— Begin —
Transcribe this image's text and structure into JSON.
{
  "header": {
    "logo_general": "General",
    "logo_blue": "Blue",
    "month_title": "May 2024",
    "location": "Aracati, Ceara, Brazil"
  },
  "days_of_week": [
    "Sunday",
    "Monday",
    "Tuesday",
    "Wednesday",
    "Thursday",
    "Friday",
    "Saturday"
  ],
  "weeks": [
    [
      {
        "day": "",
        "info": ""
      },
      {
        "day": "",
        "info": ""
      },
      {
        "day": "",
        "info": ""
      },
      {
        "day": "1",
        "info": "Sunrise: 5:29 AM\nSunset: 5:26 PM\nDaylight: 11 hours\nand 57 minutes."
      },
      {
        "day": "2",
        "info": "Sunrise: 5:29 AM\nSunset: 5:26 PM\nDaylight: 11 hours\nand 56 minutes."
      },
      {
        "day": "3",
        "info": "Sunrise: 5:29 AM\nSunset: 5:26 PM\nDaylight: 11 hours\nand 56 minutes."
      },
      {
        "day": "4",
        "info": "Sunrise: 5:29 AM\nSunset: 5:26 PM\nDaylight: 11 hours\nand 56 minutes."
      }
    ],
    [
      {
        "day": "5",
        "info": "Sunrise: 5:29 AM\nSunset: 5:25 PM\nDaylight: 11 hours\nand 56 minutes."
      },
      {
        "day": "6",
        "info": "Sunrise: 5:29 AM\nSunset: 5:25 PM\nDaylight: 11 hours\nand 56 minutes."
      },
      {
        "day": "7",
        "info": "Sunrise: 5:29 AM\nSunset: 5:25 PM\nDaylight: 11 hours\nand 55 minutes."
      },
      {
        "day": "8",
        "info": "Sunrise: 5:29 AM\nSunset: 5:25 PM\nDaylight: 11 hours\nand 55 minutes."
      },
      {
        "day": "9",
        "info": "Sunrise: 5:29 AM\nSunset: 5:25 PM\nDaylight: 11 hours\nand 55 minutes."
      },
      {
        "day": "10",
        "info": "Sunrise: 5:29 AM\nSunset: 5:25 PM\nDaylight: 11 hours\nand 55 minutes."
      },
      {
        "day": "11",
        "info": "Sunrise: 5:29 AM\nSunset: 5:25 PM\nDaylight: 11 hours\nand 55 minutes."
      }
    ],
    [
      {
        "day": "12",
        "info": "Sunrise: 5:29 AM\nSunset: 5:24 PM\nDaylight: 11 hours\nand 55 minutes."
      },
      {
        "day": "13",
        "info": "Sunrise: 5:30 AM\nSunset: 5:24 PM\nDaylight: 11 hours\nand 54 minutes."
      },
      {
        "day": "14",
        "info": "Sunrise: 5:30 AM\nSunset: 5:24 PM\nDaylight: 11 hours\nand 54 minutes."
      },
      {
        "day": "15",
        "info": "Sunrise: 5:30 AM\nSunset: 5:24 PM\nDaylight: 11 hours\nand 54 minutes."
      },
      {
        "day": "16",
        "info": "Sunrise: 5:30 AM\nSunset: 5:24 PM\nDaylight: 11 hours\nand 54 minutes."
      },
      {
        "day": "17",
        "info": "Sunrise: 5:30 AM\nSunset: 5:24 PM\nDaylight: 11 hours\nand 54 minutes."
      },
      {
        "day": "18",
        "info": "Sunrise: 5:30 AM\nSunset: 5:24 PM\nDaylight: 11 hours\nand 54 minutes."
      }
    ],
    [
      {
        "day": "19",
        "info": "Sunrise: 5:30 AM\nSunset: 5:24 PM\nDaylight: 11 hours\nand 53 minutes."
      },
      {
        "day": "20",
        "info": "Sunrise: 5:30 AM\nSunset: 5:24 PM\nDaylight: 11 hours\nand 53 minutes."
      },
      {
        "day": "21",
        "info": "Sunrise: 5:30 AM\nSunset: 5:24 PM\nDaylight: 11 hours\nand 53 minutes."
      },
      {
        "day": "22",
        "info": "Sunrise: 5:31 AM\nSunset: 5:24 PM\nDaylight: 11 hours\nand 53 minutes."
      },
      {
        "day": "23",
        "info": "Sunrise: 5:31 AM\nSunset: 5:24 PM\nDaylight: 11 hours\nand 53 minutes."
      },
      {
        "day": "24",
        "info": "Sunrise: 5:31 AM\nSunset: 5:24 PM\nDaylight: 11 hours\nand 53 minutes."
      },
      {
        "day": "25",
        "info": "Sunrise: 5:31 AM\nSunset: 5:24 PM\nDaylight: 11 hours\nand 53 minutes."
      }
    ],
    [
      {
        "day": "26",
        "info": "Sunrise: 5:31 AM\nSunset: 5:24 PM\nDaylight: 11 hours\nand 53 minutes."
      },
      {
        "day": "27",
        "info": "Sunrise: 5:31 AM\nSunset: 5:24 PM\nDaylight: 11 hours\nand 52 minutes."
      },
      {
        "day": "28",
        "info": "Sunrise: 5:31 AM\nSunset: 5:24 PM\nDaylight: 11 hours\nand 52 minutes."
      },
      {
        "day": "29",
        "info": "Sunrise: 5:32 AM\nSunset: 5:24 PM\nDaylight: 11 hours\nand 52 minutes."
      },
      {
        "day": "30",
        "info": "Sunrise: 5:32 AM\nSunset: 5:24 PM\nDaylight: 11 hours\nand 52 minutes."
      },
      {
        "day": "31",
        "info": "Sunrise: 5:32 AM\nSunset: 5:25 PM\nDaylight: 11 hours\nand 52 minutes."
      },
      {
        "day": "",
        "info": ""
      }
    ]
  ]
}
— End —
BRIEF = All of the lines above need to be given again exactly.

EXPECTED OUTPUT =
Transcribe this image's text and structure into JSON.
{
  "header": {
    "logo_general": "General",
    "logo_blue": "Blue",
    "month_title": "May 2024",
    "location": "Aracati, Ceara, Brazil"
  },
  "days_of_week": [
    "Sunday",
    "Monday",
    "Tuesday",
    "Wednesday",
    "Thursday",
    "Friday",
    "Saturday"
  ],
  "weeks": [
    [
      {
        "day": "",
        "info": ""
      },
      {
        "day": "",
        "info": ""
      },
      {
        "day": "",
        "info": ""
      },
      {
        "day": "1",
        "info": "Sunrise: 5:29 AM\nSunset: 5:26 PM\nDaylight: 11 hours\nand 57 minutes."
      },
      {
        "day": "2",
        "info": "Sunrise: 5:29 AM\nSunset: 5:26 PM\nDaylight: 11 hours\nand 56 minutes."
      },
      {
        "day": "3",
        "info": "Sunrise: 5:29 AM\nSunset: 5:26 PM\nDaylight: 11 hours\nand 56 minutes."
      },
      {
        "day": "4",
        "info": "Sunrise: 5:29 AM\nSunset: 5:26 PM\nDaylight: 11 hours\nand 56 minutes."
      }
    ],
    [
      {
        "day": "5",
        "info": "Sunrise: 5:29 AM\nSunset: 5:25 PM\nDaylight: 11 hours\nand 56 minutes."
      },
      {
        "day": "6",
        "info": "Sunrise: 5:29 AM\nSunset: 5:25 PM\nDaylight: 11 hours\nand 56 minutes."
      },
      {
        "day": "7",
        "info": "Sunrise: 5:29 AM\nSunset: 5:25 PM\nDaylight: 11 hours\nand 55 minutes."
      },
      {
        "day": "8",
        "info": "Sunrise: 5:29 AM\nSunset: 5:25 PM\nDaylight: 11 hours\nand 55 minutes."
      },
      {
        "day": "9",
        "info": "Sunrise: 5:29 AM\nSunset: 5:25 PM\nDaylight: 11 hours\nand 55 minutes."
      },
      {
        "day": "10",
        "info": "Sunrise: 5:29 AM\nSunset: 5:25 PM\nDaylight: 11 hours\nand 55 minutes."
      },
      {
        "day": "11",
        "info": "Sunrise: 5:29 AM\nSunset: 5:25 PM\nDaylight: 11 hours\nand 55 minutes."
      }
    ],
    [
      {
        "day": "12",
        "info": "Sunrise: 5:29 AM\nSunset: 5:24 PM\nDaylight: 11 hours\nand 55 minutes."
      },
      {
        "day": "13",
        "info": "Sunrise: 5:30 AM\nSunset: 5:24 PM\nDaylight: 11 hours\nand 54 minutes."
      },
      {
        "day": "14",
        "info": "Sunrise: 5:30 AM\nSunset: 5:24 PM\nDaylight: 11 hours\nand 54 minutes."
      },
      {
        "day": "15",
        "info": "Sunrise: 5:30 AM\nSunset: 5:24 PM\nDaylight: 11 hours\nand 54 minutes."
      },
      {
        "day": "16",
        "info": "Sunrise: 5:30 AM\nSunset: 5:24 PM\nDaylight: 11 hours\nand 54 minutes."
      },
      {
        "day": "17",
        "info": "Sunrise: 5:30 AM\nSunset: 5:24 PM\nDaylight: 11 hours\nand 54 minutes."
      },
      {
        "day": "18",
        "info": "Sunrise: 5:30 AM\nSunset: 5:24 PM\nDaylight: 11 hours\nand 54 minutes."
      }
    ],
    [
      {
        "day": "19",
        "info": "Sunrise: 5:30 AM\nSunset: 5:24 PM\nDaylight: 11 hours\nand 53 minutes."
      },
      {
        "day": "20",
        "info": "Sunrise: 5:30 AM\nSunset: 5:24 PM\nDaylight: 11 hours\nand 53 minutes."
      },
      {
        "day": "21",
        "info": "Sunrise: 5:30 AM\nSunset: 5:24 PM\nDaylight: 11 hours\nand 53 minutes."
      },
      {
        "day": "22",
        "info": "Sunrise: 5:31 AM\nSunset: 5:24 PM\nDaylight: 11 hours\nand 53 minutes."
      },
      {
        "day": "23",
        "info": "Sunrise: 5:31 AM\nSunset: 5:24 PM\nDaylight: 11 hours\nand 53 minutes."
      },
      {
        "day": "24",
        "info": "Sunrise: 5:31 AM\nSunset: 5:24 PM\nDaylight: 11 hours\nand 53 minutes."
      },
      {
        "day": "25",
        "info": "Sunrise: 5:31 AM\nSunset: 5:24 PM\nDaylight: 11 hours\nand 53 minutes."
      }
    ],
    [
      {
        "day": "26",
        "info": "Sunrise: 5:31 AM\nSunset: 5:24 PM\nDaylight: 11 hours\nand 53 minutes."
      },
      {
        "day": "27",
        "info": "Sunrise: 5:31 AM\nSunset: 5:24 PM\nDaylight: 11 hours\nand 52 minutes."
      },
      {
        "day": "28",
        "info": "Sunrise: 5:31 AM\nSunset: 5:24 PM\nDaylight: 11 hours\nand 52 minutes."
      },
      {
        "day": "29",
        "info": "Sunrise: 5:32 AM\nSunset: 5:24 PM\nDaylight: 11 hours\nand 52 minutes."
      },
      {
        "day": "30",
        "info": "Sunrise: 5:32 AM\nSunset: 5:24 PM\nDaylight: 11 hours\nand 52 minutes."
      },
      {
        "day": "31",
        "info": "Sunrise: 5:32 AM\nSunset: 5:25 PM\nDaylight: 11 hours\nand 52 minutes."
      },
      {
        "day": "",
        "info": ""
      }
    ]
  ]
}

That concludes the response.